Stored entries
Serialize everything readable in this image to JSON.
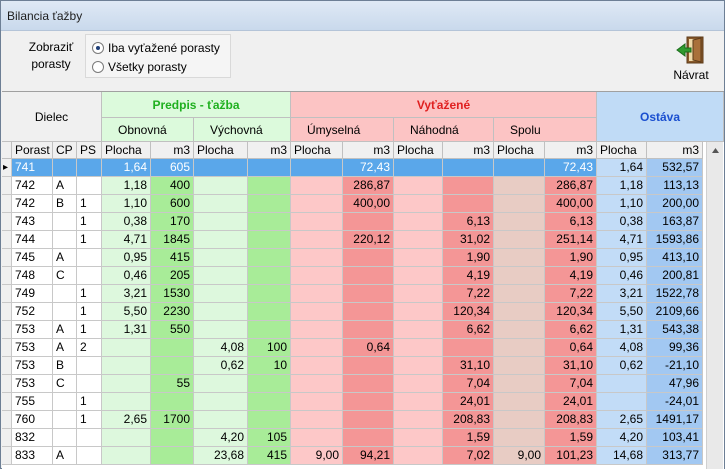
{
  "window": {
    "title": "Bilancia ťažby"
  },
  "show_label": "Zobraziť porasty",
  "radio": {
    "option1": "Iba vyťažené porasty",
    "option2": "Všetky porasty",
    "selected": 1
  },
  "back_button": {
    "label": "Návrat",
    "icon": "exit-door-icon"
  },
  "groups": {
    "dielec": "Dielec",
    "predpis": "Predpis - ťažba",
    "vytazene": "Vyťažené",
    "ostava": "Ostáva"
  },
  "subgroups": {
    "obnovna": "Obnovná",
    "vychovna": "Výchovná",
    "umyselna": "Úmyselná",
    "nahodna": "Náhodná",
    "spolu": "Spolu"
  },
  "columns": [
    "Porast",
    "CP",
    "PS",
    "Plocha",
    "m3",
    "Plocha",
    "m3",
    "Plocha",
    "m3",
    "Plocha",
    "m3",
    "Plocha",
    "m3",
    "Plocha",
    "m3"
  ],
  "rows": [
    [
      "741",
      "",
      "",
      "1,64",
      "605",
      "",
      "",
      "",
      "72,43",
      "",
      "",
      "",
      "72,43",
      "1,64",
      "532,57"
    ],
    [
      "742",
      "A",
      "",
      "1,18",
      "400",
      "",
      "",
      "",
      "286,87",
      "",
      "",
      "",
      "286,87",
      "1,18",
      "113,13"
    ],
    [
      "742",
      "B",
      "1",
      "1,10",
      "600",
      "",
      "",
      "",
      "400,00",
      "",
      "",
      "",
      "400,00",
      "1,10",
      "200,00"
    ],
    [
      "743",
      "",
      "1",
      "0,38",
      "170",
      "",
      "",
      "",
      "",
      "",
      "6,13",
      "",
      "6,13",
      "0,38",
      "163,87"
    ],
    [
      "744",
      "",
      "1",
      "4,71",
      "1845",
      "",
      "",
      "",
      "220,12",
      "",
      "31,02",
      "",
      "251,14",
      "4,71",
      "1593,86"
    ],
    [
      "745",
      "A",
      "",
      "0,95",
      "415",
      "",
      "",
      "",
      "",
      "",
      "1,90",
      "",
      "1,90",
      "0,95",
      "413,10"
    ],
    [
      "748",
      "C",
      "",
      "0,46",
      "205",
      "",
      "",
      "",
      "",
      "",
      "4,19",
      "",
      "4,19",
      "0,46",
      "200,81"
    ],
    [
      "749",
      "",
      "1",
      "3,21",
      "1530",
      "",
      "",
      "",
      "",
      "",
      "7,22",
      "",
      "7,22",
      "3,21",
      "1522,78"
    ],
    [
      "752",
      "",
      "1",
      "5,50",
      "2230",
      "",
      "",
      "",
      "",
      "",
      "120,34",
      "",
      "120,34",
      "5,50",
      "2109,66"
    ],
    [
      "753",
      "A",
      "1",
      "1,31",
      "550",
      "",
      "",
      "",
      "",
      "",
      "6,62",
      "",
      "6,62",
      "1,31",
      "543,38"
    ],
    [
      "753",
      "A",
      "2",
      "",
      "",
      "4,08",
      "100",
      "",
      "0,64",
      "",
      "",
      "",
      "0,64",
      "4,08",
      "99,36"
    ],
    [
      "753",
      "B",
      "",
      "",
      "",
      "0,62",
      "10",
      "",
      "",
      "",
      "31,10",
      "",
      "31,10",
      "0,62",
      "-21,10"
    ],
    [
      "753",
      "C",
      "",
      "",
      "55",
      "",
      "",
      "",
      "",
      "",
      "7,04",
      "",
      "7,04",
      "",
      "47,96"
    ],
    [
      "755",
      "",
      "1",
      "",
      "",
      "",
      "",
      "",
      "",
      "",
      "24,01",
      "",
      "24,01",
      "",
      "-24,01"
    ],
    [
      "760",
      "",
      "1",
      "2,65",
      "1700",
      "",
      "",
      "",
      "",
      "",
      "208,83",
      "",
      "208,83",
      "2,65",
      "1491,17"
    ],
    [
      "832",
      "",
      "",
      "",
      "",
      "4,20",
      "105",
      "",
      "",
      "",
      "1,59",
      "",
      "1,59",
      "4,20",
      "103,41"
    ],
    [
      "833",
      "A",
      "",
      "",
      "",
      "23,68",
      "415",
      "9,00",
      "94,21",
      "",
      "7,02",
      "9,00",
      "101,23",
      "14,68",
      "313,77"
    ]
  ],
  "colors": {
    "green_light": "#ddf8dd",
    "green_dark": "#a8ec98",
    "red_light": "#fdc8c8",
    "red_dark": "#f49696",
    "spolu_light": "#e8ccc4",
    "blue_light": "#c2dcf7",
    "blue_dark": "#a2c8f2",
    "selected": "#5aa7ea"
  },
  "selected_row": 0
}
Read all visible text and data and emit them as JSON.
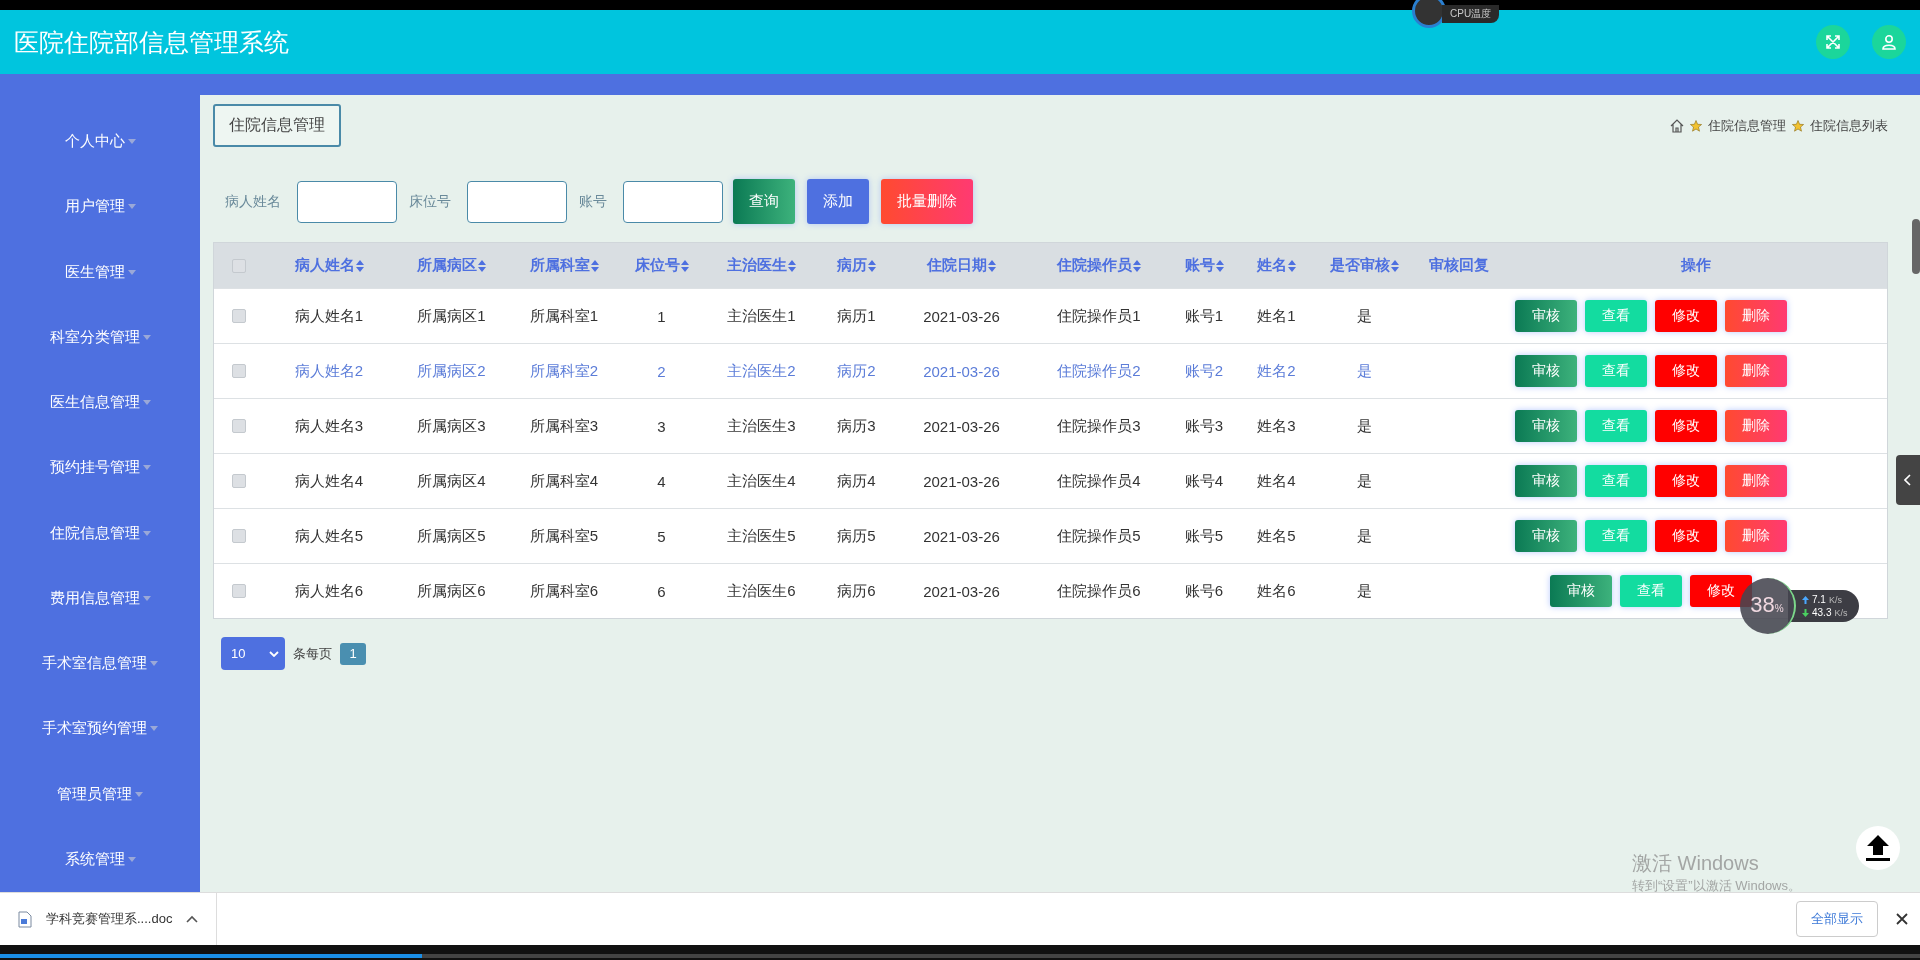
{
  "header": {
    "title": "医院住院部信息管理系统"
  },
  "sidebar": {
    "items": [
      "个人中心",
      "用户管理",
      "医生管理",
      "科室分类管理",
      "医生信息管理",
      "预约挂号管理",
      "住院信息管理",
      "费用信息管理",
      "手术室信息管理",
      "手术室预约管理",
      "管理员管理",
      "系统管理"
    ]
  },
  "page_title_button": "住院信息管理",
  "breadcrumb": [
    "住院信息管理",
    "住院信息列表"
  ],
  "search": {
    "fields": [
      {
        "label": "病人姓名"
      },
      {
        "label": "床位号"
      },
      {
        "label": "账号"
      }
    ],
    "buttons": [
      {
        "label": "查询",
        "kind": "query"
      },
      {
        "label": "添加",
        "kind": "add"
      },
      {
        "label": "批量删除",
        "kind": "batch_delete"
      }
    ]
  },
  "table": {
    "all_checked": false,
    "columns": [
      {
        "label": "病人姓名",
        "sortable": true
      },
      {
        "label": "所属病区",
        "sortable": true
      },
      {
        "label": "所属科室",
        "sortable": true
      },
      {
        "label": "床位号",
        "sortable": true
      },
      {
        "label": "主治医生",
        "sortable": true
      },
      {
        "label": "病历",
        "sortable": true
      },
      {
        "label": "住院日期",
        "sortable": true
      },
      {
        "label": "住院操作员",
        "sortable": true
      },
      {
        "label": "账号",
        "sortable": true
      },
      {
        "label": "姓名",
        "sortable": true
      },
      {
        "label": "是否审核",
        "sortable": true
      },
      {
        "label": "审核回复",
        "sortable": false
      },
      {
        "label": "操作",
        "sortable": false
      }
    ],
    "rows": [
      {
        "checked": false,
        "hovered": false,
        "cells": [
          "病人姓名1",
          "所属病区1",
          "所属科室1",
          "1",
          "主治医生1",
          "病历1",
          "2021-03-26",
          "住院操作员1",
          "账号1",
          "姓名1",
          "是"
        ],
        "actions": [
          {
            "label": "审核",
            "kind": "review"
          },
          {
            "label": "查看",
            "kind": "view"
          },
          {
            "label": "修改",
            "kind": "edit"
          },
          {
            "label": "删除",
            "kind": "delete"
          }
        ]
      },
      {
        "checked": false,
        "hovered": true,
        "cells": [
          "病人姓名2",
          "所属病区2",
          "所属科室2",
          "2",
          "主治医生2",
          "病历2",
          "2021-03-26",
          "住院操作员2",
          "账号2",
          "姓名2",
          "是"
        ],
        "actions": [
          {
            "label": "审核",
            "kind": "review"
          },
          {
            "label": "查看",
            "kind": "view"
          },
          {
            "label": "修改",
            "kind": "edit"
          },
          {
            "label": "删除",
            "kind": "delete"
          }
        ]
      },
      {
        "checked": false,
        "hovered": false,
        "cells": [
          "病人姓名3",
          "所属病区3",
          "所属科室3",
          "3",
          "主治医生3",
          "病历3",
          "2021-03-26",
          "住院操作员3",
          "账号3",
          "姓名3",
          "是"
        ],
        "actions": [
          {
            "label": "审核",
            "kind": "review"
          },
          {
            "label": "查看",
            "kind": "view"
          },
          {
            "label": "修改",
            "kind": "edit"
          },
          {
            "label": "删除",
            "kind": "delete"
          }
        ]
      },
      {
        "checked": false,
        "hovered": false,
        "cells": [
          "病人姓名4",
          "所属病区4",
          "所属科室4",
          "4",
          "主治医生4",
          "病历4",
          "2021-03-26",
          "住院操作员4",
          "账号4",
          "姓名4",
          "是"
        ],
        "actions": [
          {
            "label": "审核",
            "kind": "review"
          },
          {
            "label": "查看",
            "kind": "view"
          },
          {
            "label": "修改",
            "kind": "edit"
          },
          {
            "label": "删除",
            "kind": "delete"
          }
        ]
      },
      {
        "checked": false,
        "hovered": false,
        "cells": [
          "病人姓名5",
          "所属病区5",
          "所属科室5",
          "5",
          "主治医生5",
          "病历5",
          "2021-03-26",
          "住院操作员5",
          "账号5",
          "姓名5",
          "是"
        ],
        "actions": [
          {
            "label": "审核",
            "kind": "review"
          },
          {
            "label": "查看",
            "kind": "view"
          },
          {
            "label": "修改",
            "kind": "edit"
          },
          {
            "label": "删除",
            "kind": "delete"
          }
        ]
      },
      {
        "checked": false,
        "hovered": false,
        "cells": [
          "病人姓名6",
          "所属病区6",
          "所属科室6",
          "6",
          "主治医生6",
          "病历6",
          "2021-03-26",
          "住院操作员6",
          "账号6",
          "姓名6",
          "是"
        ],
        "actions": [
          {
            "label": "审核",
            "kind": "review"
          },
          {
            "label": "查看",
            "kind": "view"
          },
          {
            "label": "修改",
            "kind": "edit"
          }
        ]
      }
    ]
  },
  "pagination": {
    "page_size": "10",
    "per_page_label": "条每页",
    "pages": [
      {
        "label": "1",
        "selected": true
      }
    ]
  },
  "download_bar": {
    "file": "学科竞赛管理系....doc",
    "show_all": "全部显示"
  },
  "cpu_widget": {
    "label": "CPU温度"
  },
  "net_widget": {
    "percent": "38",
    "unit": "%",
    "up": "7.1",
    "up_unit": "K/s",
    "down": "43.3",
    "down_unit": "K/s"
  },
  "windows_notice": {
    "title": "激活 Windows",
    "subtitle": "转到“设置”以激活 Windows。"
  },
  "player": {
    "level": 0.22
  }
}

Exercise prompt: In the listing above, how many lines include the word "porasty"? Answer with the number and nothing more.

Correct answer: 3